[Short task]: The records underneath are to be repeated exactly, with the pictures left out.

[Some records]:
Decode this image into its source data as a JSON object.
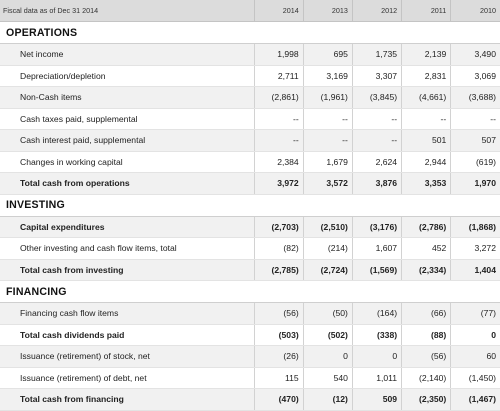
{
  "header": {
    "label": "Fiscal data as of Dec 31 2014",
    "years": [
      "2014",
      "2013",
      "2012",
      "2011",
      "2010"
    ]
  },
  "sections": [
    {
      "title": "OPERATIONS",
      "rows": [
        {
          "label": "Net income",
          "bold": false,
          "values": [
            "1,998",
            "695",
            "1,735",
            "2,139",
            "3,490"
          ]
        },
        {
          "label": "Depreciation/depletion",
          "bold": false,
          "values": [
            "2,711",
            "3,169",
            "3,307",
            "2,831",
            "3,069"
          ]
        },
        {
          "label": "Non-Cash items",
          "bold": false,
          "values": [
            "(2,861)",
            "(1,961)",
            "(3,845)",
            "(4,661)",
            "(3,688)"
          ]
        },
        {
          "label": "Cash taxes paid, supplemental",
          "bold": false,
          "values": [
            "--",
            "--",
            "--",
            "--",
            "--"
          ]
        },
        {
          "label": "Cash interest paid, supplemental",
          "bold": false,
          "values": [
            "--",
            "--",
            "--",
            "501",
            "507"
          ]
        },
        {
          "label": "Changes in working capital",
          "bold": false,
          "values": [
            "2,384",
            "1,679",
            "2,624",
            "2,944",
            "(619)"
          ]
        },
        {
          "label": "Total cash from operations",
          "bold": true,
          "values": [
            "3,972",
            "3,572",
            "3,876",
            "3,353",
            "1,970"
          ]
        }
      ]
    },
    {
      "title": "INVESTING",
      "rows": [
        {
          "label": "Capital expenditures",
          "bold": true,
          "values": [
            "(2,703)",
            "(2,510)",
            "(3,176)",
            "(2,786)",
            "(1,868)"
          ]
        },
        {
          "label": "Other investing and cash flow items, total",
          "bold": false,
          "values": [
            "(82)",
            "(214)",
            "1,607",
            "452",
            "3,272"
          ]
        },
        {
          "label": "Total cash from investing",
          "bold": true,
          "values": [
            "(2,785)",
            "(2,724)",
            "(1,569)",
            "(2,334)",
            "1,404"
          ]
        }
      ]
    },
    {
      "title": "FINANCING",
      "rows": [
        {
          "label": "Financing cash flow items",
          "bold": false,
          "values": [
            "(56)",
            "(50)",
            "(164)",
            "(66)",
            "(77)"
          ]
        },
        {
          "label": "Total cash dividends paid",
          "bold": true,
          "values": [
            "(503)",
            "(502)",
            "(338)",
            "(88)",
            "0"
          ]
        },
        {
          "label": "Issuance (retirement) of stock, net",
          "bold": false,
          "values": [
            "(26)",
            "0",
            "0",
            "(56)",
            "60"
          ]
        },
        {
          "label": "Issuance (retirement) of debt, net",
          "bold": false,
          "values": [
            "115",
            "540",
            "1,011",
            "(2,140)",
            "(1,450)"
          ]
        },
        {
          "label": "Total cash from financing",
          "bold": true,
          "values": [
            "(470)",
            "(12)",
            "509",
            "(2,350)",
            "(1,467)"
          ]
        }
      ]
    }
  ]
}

[Final result]:
Decode this image into its source data as a JSON object.
{
  "header": {
    "label": "Fiscal data as of Dec 31 2014",
    "years": [
      "2014",
      "2013",
      "2012",
      "2011",
      "2010"
    ]
  },
  "sections": [
    {
      "title": "OPERATIONS",
      "rows": [
        {
          "label": "Net income",
          "bold": false,
          "values": [
            "1,998",
            "695",
            "1,735",
            "2,139",
            "3,490"
          ]
        },
        {
          "label": "Depreciation/depletion",
          "bold": false,
          "values": [
            "2,711",
            "3,169",
            "3,307",
            "2,831",
            "3,069"
          ]
        },
        {
          "label": "Non-Cash items",
          "bold": false,
          "values": [
            "(2,861)",
            "(1,961)",
            "(3,845)",
            "(4,661)",
            "(3,688)"
          ]
        },
        {
          "label": "Cash taxes paid, supplemental",
          "bold": false,
          "values": [
            "--",
            "--",
            "--",
            "--",
            "--"
          ]
        },
        {
          "label": "Cash interest paid, supplemental",
          "bold": false,
          "values": [
            "--",
            "--",
            "--",
            "501",
            "507"
          ]
        },
        {
          "label": "Changes in working capital",
          "bold": false,
          "values": [
            "2,384",
            "1,679",
            "2,624",
            "2,944",
            "(619)"
          ]
        },
        {
          "label": "Total cash from operations",
          "bold": true,
          "values": [
            "3,972",
            "3,572",
            "3,876",
            "3,353",
            "1,970"
          ]
        }
      ]
    },
    {
      "title": "INVESTING",
      "rows": [
        {
          "label": "Capital expenditures",
          "bold": true,
          "values": [
            "(2,703)",
            "(2,510)",
            "(3,176)",
            "(2,786)",
            "(1,868)"
          ]
        },
        {
          "label": "Other investing and cash flow items, total",
          "bold": false,
          "values": [
            "(82)",
            "(214)",
            "1,607",
            "452",
            "3,272"
          ]
        },
        {
          "label": "Total cash from investing",
          "bold": true,
          "values": [
            "(2,785)",
            "(2,724)",
            "(1,569)",
            "(2,334)",
            "1,404"
          ]
        }
      ]
    },
    {
      "title": "FINANCING",
      "rows": [
        {
          "label": "Financing cash flow items",
          "bold": false,
          "values": [
            "(56)",
            "(50)",
            "(164)",
            "(66)",
            "(77)"
          ]
        },
        {
          "label": "Total cash dividends paid",
          "bold": true,
          "values": [
            "(503)",
            "(502)",
            "(338)",
            "(88)",
            "0"
          ]
        },
        {
          "label": "Issuance (retirement) of stock, net",
          "bold": false,
          "values": [
            "(26)",
            "0",
            "0",
            "(56)",
            "60"
          ]
        },
        {
          "label": "Issuance (retirement) of debt, net",
          "bold": false,
          "values": [
            "115",
            "540",
            "1,011",
            "(2,140)",
            "(1,450)"
          ]
        },
        {
          "label": "Total cash from financing",
          "bold": true,
          "values": [
            "(470)",
            "(12)",
            "509",
            "(2,350)",
            "(1,467)"
          ]
        }
      ]
    }
  ]
}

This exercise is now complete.